YOUR GOAL: Would you write out the listing verbatim and skip every picture in it?
++++ DATASET ROWS
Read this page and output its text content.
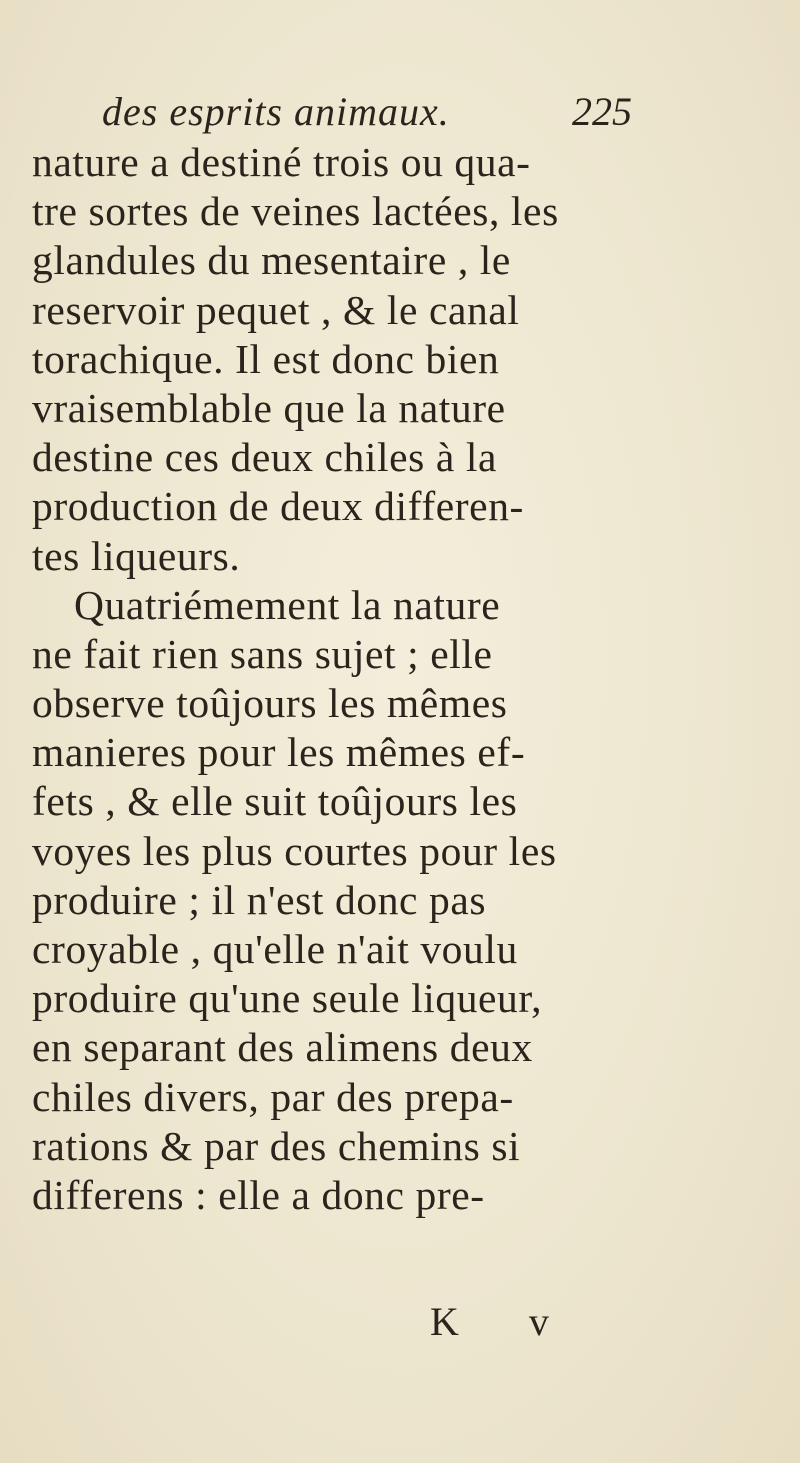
des esprits animaux.	225
nature a destiné trois ou qua-
tre sortes de veines lactées, les
glandules du mesentaire , le
reservoir pequet , & le canal
torachique. Il est donc bien
vraisemblable que la nature
destine ces deux chiles à la
production de deux differen-
tes liqueurs.
Quatriémement la nature
ne fait rien sans sujet ; elle
observe toûjours les mêmes
manieres pour les mêmes ef-
fets , & elle suit toûjours les
voyes les plus courtes pour les
produire ; il n'est donc pas
croyable , qu'elle n'ait voulu
produire qu'une seule liqueur,
en separant des alimens deux
chiles divers, par des prepa-
rations & par des chemins si
differens : elle a donc pre-
K v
++++++++
TASK SOLUTION:
Read this page and output its text content.
des esprits animaux.	225
nature a destiné trois ou qua-
tre sortes de veines lactées, les
glandules du mesentaire , le
reservoir pequet , & le canal
torachique. Il est donc bien
vraisemblable que la nature
destine ces deux chiles à la
production de deux differen-
tes liqueurs.
Quatriémement la nature
ne fait rien sans sujet ; elle
observe toûjours les mêmes
manieres pour les mêmes ef-
fets , & elle suit toûjours les
voyes les plus courtes pour les
produire ; il n'est donc pas
croyable , qu'elle n'ait voulu
produire qu'une seule liqueur,
en separant des alimens deux
chiles divers, par des prepa-
rations & par des chemins si
differens : elle a donc pre-
K v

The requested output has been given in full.